Material for the task
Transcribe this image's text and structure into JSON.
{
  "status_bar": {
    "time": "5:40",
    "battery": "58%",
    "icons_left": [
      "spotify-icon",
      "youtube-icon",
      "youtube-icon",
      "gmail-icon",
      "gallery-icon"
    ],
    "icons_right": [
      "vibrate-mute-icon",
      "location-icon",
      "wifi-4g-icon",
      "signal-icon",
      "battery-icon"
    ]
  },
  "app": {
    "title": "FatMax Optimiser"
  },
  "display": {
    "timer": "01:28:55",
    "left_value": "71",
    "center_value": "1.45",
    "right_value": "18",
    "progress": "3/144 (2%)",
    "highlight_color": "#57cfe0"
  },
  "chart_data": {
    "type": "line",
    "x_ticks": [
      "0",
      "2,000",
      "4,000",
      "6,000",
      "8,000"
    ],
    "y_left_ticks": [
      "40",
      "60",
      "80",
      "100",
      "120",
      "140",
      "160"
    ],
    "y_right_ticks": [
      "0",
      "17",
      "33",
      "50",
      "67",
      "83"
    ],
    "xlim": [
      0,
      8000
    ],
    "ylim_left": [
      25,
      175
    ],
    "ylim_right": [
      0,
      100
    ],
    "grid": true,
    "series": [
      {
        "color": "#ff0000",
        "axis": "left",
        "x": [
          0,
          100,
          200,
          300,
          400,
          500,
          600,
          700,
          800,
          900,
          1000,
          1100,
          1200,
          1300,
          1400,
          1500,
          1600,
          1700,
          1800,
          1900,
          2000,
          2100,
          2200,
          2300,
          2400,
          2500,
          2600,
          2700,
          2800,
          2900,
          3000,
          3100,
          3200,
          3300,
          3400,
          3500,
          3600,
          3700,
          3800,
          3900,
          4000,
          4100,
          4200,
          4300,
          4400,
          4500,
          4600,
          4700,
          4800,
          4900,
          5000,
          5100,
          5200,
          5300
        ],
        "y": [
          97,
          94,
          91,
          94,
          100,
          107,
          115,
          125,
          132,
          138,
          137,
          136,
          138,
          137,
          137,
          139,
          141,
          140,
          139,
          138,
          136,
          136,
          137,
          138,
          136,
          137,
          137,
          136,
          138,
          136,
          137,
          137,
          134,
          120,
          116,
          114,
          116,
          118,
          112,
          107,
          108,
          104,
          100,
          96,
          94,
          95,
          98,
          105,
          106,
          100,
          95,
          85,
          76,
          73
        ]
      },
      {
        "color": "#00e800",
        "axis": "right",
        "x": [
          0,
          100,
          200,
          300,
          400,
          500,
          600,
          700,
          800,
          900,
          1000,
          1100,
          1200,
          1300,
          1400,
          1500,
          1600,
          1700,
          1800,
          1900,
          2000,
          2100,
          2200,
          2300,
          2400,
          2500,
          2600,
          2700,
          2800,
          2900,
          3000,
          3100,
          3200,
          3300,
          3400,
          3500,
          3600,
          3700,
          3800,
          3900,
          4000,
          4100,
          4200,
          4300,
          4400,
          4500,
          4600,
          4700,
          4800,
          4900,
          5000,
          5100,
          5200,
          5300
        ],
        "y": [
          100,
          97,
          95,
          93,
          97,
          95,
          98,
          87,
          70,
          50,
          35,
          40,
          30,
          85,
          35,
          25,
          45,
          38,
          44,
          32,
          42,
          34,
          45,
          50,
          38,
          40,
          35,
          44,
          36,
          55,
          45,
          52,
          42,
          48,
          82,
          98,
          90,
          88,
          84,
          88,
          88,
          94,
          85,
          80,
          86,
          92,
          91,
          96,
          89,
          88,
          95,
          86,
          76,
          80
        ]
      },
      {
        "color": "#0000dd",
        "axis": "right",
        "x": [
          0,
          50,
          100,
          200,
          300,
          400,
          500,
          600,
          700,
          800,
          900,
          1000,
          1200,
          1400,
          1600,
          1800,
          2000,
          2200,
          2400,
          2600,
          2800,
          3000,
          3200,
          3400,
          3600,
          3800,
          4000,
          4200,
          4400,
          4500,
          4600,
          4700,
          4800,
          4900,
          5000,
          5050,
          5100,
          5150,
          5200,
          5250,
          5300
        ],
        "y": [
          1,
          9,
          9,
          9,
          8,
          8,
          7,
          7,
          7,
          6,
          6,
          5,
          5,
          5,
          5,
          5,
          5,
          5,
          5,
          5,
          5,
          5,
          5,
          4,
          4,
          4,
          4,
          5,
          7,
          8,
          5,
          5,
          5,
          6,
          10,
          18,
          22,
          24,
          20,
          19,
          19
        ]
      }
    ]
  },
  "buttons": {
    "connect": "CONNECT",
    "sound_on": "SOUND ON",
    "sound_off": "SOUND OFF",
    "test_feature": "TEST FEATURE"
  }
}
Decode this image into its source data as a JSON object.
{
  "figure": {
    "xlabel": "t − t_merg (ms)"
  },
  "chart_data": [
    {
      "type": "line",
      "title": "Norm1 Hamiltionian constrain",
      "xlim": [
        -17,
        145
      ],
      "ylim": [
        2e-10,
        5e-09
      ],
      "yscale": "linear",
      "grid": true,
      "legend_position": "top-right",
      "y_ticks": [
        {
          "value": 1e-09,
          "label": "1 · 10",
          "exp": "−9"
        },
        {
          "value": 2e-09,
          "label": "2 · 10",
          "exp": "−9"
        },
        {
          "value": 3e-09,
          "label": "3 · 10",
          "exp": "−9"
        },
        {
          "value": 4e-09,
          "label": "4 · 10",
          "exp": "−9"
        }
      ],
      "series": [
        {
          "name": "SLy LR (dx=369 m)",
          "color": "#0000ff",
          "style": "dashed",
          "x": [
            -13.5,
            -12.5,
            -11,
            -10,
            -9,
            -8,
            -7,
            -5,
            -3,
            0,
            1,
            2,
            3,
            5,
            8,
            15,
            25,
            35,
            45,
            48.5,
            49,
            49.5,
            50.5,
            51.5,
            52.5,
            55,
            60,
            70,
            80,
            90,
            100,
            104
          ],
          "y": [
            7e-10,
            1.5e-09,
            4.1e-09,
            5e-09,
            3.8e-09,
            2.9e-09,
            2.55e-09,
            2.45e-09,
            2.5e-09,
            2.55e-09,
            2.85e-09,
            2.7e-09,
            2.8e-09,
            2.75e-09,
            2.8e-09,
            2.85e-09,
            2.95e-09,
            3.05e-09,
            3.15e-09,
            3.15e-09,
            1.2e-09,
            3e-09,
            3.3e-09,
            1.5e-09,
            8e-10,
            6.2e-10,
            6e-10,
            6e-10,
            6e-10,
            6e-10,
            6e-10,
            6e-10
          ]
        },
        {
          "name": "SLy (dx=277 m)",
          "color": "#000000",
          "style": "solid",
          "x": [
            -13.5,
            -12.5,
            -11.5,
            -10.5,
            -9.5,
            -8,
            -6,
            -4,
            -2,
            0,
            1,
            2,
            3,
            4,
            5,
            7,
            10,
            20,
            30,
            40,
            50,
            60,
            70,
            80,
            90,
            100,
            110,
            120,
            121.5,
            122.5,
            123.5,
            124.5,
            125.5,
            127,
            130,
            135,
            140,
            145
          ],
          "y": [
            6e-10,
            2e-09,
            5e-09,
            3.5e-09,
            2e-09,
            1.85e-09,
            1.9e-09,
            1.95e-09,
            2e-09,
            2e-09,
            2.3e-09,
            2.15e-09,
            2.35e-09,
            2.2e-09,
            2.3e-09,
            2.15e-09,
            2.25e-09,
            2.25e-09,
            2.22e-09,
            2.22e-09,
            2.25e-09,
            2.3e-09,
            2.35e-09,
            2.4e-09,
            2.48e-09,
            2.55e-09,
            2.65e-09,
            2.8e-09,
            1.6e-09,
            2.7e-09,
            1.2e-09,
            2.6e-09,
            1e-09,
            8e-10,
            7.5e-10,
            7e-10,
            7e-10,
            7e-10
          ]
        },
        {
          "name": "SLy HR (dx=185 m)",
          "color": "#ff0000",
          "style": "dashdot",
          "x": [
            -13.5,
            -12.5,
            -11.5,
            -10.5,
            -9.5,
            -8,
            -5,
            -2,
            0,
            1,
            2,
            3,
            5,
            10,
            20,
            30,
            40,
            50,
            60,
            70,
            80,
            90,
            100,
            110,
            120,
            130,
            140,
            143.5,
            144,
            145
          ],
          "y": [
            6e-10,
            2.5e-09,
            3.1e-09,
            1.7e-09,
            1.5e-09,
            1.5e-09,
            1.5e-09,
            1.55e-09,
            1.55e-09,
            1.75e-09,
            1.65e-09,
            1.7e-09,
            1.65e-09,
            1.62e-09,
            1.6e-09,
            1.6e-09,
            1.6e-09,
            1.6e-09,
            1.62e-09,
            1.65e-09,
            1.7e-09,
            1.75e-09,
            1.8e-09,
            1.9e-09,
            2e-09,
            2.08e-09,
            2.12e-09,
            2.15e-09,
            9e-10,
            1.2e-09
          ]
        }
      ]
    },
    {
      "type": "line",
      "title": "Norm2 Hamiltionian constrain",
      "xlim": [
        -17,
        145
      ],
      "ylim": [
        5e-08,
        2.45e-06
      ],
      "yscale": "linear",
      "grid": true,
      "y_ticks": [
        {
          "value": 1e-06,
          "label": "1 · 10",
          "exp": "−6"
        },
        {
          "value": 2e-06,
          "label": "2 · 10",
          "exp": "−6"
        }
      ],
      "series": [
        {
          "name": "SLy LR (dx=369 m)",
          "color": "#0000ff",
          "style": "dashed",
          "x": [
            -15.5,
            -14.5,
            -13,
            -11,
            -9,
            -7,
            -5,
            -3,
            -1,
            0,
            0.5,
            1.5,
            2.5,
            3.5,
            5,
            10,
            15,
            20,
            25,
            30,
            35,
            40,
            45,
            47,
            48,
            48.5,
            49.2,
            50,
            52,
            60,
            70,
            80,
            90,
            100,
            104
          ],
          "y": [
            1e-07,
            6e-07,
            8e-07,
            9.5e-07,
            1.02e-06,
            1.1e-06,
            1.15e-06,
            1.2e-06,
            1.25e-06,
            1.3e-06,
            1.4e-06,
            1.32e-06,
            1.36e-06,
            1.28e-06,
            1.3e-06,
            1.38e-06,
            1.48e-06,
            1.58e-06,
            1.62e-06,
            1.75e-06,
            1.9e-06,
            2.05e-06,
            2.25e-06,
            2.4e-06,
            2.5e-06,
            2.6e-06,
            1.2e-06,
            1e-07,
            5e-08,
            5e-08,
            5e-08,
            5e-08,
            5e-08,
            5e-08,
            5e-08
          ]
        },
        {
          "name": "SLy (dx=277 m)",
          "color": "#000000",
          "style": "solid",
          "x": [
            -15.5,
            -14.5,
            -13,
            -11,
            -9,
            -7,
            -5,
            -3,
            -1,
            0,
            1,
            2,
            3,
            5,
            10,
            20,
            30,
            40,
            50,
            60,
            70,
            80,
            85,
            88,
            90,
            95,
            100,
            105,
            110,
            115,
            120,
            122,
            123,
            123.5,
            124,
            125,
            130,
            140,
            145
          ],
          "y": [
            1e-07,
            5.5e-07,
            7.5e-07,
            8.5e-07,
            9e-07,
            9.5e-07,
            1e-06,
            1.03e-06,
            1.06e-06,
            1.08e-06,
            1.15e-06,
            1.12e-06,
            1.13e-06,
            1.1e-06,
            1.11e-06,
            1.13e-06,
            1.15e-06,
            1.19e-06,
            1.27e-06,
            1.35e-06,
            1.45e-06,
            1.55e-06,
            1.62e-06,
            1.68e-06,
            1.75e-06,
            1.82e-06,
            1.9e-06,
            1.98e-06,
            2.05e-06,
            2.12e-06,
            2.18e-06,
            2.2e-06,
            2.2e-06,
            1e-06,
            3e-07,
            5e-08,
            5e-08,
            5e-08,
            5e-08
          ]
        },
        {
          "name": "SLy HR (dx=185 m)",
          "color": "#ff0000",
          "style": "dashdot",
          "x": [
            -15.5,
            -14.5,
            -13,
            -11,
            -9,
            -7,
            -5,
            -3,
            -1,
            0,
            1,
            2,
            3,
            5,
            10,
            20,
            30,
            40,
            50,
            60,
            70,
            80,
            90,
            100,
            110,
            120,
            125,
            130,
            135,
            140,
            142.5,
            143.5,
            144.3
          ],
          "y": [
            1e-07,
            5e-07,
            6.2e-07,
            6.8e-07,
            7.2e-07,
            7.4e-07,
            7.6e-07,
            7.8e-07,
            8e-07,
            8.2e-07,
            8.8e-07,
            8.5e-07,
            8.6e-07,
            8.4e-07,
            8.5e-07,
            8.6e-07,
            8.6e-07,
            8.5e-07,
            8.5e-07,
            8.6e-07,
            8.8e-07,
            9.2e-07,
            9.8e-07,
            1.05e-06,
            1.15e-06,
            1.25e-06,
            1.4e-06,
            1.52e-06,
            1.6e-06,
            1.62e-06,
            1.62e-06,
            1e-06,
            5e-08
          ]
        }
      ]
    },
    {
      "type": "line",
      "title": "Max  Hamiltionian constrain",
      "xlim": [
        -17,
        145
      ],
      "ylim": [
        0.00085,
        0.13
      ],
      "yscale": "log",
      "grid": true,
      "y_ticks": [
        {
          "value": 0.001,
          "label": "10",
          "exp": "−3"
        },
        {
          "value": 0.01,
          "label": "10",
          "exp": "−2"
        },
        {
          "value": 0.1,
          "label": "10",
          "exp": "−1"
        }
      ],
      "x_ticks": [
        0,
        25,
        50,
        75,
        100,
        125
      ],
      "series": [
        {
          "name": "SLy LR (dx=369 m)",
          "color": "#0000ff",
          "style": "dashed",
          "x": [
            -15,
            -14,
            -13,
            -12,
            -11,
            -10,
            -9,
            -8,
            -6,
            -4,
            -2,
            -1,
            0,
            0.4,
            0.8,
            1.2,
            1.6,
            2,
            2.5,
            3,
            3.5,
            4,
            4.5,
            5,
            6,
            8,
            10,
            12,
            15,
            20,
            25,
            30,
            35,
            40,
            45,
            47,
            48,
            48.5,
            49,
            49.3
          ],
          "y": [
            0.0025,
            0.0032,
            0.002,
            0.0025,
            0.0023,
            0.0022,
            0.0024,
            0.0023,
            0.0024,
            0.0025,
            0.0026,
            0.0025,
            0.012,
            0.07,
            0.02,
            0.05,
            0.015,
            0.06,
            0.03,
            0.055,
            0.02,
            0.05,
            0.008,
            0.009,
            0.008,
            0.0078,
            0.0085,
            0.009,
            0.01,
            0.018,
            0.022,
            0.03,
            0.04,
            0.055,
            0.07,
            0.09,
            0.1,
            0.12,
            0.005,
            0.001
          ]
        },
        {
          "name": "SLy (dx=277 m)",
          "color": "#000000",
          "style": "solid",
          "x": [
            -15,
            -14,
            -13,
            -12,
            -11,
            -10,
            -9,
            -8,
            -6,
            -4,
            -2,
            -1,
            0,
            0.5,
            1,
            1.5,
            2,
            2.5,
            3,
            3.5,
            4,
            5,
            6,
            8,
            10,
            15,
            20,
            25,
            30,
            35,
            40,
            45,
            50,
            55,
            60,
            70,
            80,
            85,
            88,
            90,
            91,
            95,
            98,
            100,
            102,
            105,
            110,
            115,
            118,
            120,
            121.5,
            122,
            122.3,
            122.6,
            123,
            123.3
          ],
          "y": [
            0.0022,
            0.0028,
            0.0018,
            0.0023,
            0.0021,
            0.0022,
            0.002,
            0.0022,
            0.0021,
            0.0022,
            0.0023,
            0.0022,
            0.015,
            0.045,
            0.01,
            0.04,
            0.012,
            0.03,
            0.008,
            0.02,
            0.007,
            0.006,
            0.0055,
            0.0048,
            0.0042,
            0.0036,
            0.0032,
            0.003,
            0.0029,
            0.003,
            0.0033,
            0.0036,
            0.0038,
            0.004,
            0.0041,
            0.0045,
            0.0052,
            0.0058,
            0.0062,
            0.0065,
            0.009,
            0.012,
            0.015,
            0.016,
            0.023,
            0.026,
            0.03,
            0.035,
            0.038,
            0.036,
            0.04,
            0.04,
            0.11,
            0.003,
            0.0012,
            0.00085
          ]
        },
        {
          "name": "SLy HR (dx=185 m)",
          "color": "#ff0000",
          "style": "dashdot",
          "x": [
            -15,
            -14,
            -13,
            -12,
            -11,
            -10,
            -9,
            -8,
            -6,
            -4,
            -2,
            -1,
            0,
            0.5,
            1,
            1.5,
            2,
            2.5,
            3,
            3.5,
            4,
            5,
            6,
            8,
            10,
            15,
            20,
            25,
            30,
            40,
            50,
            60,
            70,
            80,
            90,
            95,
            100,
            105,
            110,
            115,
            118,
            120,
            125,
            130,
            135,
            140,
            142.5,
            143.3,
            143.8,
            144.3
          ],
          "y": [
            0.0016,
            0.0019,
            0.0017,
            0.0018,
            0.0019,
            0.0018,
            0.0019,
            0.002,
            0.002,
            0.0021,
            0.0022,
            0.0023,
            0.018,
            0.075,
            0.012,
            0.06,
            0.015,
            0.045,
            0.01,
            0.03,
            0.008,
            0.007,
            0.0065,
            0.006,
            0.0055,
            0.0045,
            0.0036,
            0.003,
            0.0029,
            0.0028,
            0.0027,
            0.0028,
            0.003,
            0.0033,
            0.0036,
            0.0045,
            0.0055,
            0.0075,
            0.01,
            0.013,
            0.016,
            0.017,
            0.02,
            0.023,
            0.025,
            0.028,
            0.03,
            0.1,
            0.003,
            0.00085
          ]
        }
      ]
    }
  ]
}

Your goal
Copy out each line that contains the word "SOUND".

Output for this exercise
    "sound_on": "SOUND ON",
    "sound_off": "SOUND OFF",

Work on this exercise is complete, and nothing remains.